Retype each line exactly. Skip images.

### RECORDS PROVIDED

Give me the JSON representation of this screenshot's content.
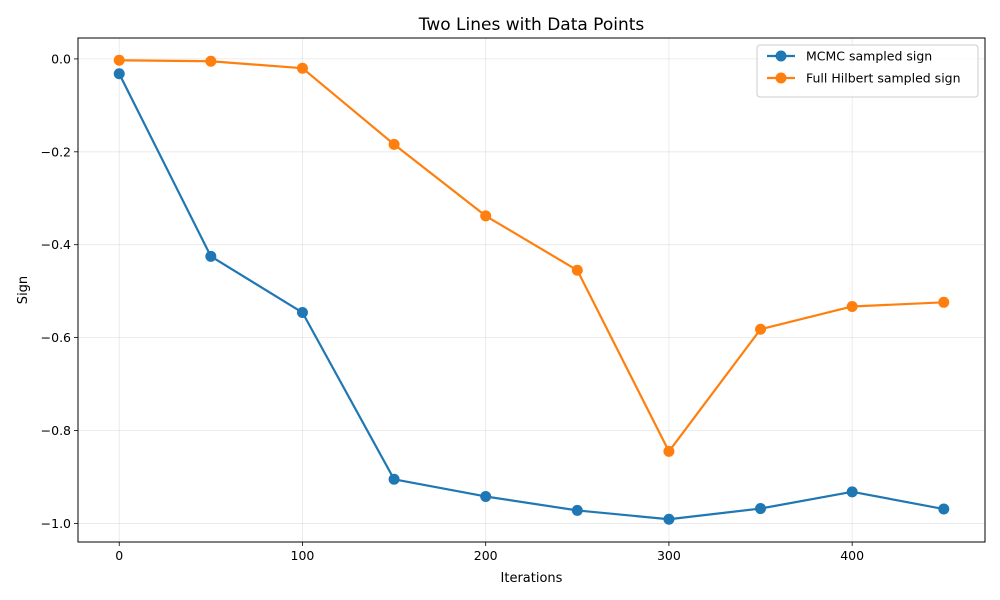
{
  "chart_data": {
    "type": "line",
    "title": "Two Lines with Data Points",
    "xlabel": "Iterations",
    "ylabel": "Sign",
    "x": [
      0,
      50,
      100,
      150,
      200,
      250,
      300,
      350,
      400,
      450
    ],
    "xlim": [
      -22.5,
      472.5
    ],
    "ylim": [
      -1.04,
      0.045
    ],
    "xticks": [
      0,
      100,
      200,
      300,
      400
    ],
    "xtick_labels": [
      "0",
      "100",
      "200",
      "300",
      "400"
    ],
    "yticks": [
      0.0,
      -0.2,
      -0.4,
      -0.6,
      -0.8,
      -1.0
    ],
    "ytick_labels": [
      "0.0",
      "−0.2",
      "−0.4",
      "−0.6",
      "−0.8",
      "−1.0"
    ],
    "grid": true,
    "legend_position": "top-right",
    "series": [
      {
        "name": "MCMC sampled sign",
        "color": "#1f77b4",
        "values": [
          -0.032,
          -0.425,
          -0.546,
          -0.905,
          -0.942,
          -0.972,
          -0.991,
          -0.968,
          -0.932,
          -0.969
        ]
      },
      {
        "name": "Full Hilbert sampled sign",
        "color": "#ff7f0e",
        "values": [
          -0.003,
          -0.005,
          -0.02,
          -0.184,
          -0.338,
          -0.455,
          -0.845,
          -0.582,
          -0.533,
          -0.524
        ]
      }
    ]
  }
}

######

_TASK OUTPUT_
Give me the JSON representation of this screenshot's content.
{
  "chart_data": {
    "type": "line",
    "title": "Two Lines with Data Points",
    "xlabel": "Iterations",
    "ylabel": "Sign",
    "x": [
      0,
      50,
      100,
      150,
      200,
      250,
      300,
      350,
      400,
      450
    ],
    "xlim": [
      -22.5,
      472.5
    ],
    "ylim": [
      -1.04,
      0.045
    ],
    "xticks": [
      0,
      100,
      200,
      300,
      400
    ],
    "xtick_labels": [
      "0",
      "100",
      "200",
      "300",
      "400"
    ],
    "yticks": [
      0.0,
      -0.2,
      -0.4,
      -0.6,
      -0.8,
      -1.0
    ],
    "ytick_labels": [
      "0.0",
      "−0.2",
      "−0.4",
      "−0.6",
      "−0.8",
      "−1.0"
    ],
    "grid": true,
    "legend_position": "top-right",
    "series": [
      {
        "name": "MCMC sampled sign",
        "color": "#1f77b4",
        "values": [
          -0.032,
          -0.425,
          -0.546,
          -0.905,
          -0.942,
          -0.972,
          -0.991,
          -0.968,
          -0.932,
          -0.969
        ]
      },
      {
        "name": "Full Hilbert sampled sign",
        "color": "#ff7f0e",
        "values": [
          -0.003,
          -0.005,
          -0.02,
          -0.184,
          -0.338,
          -0.455,
          -0.845,
          -0.582,
          -0.533,
          -0.524
        ]
      }
    ]
  }
}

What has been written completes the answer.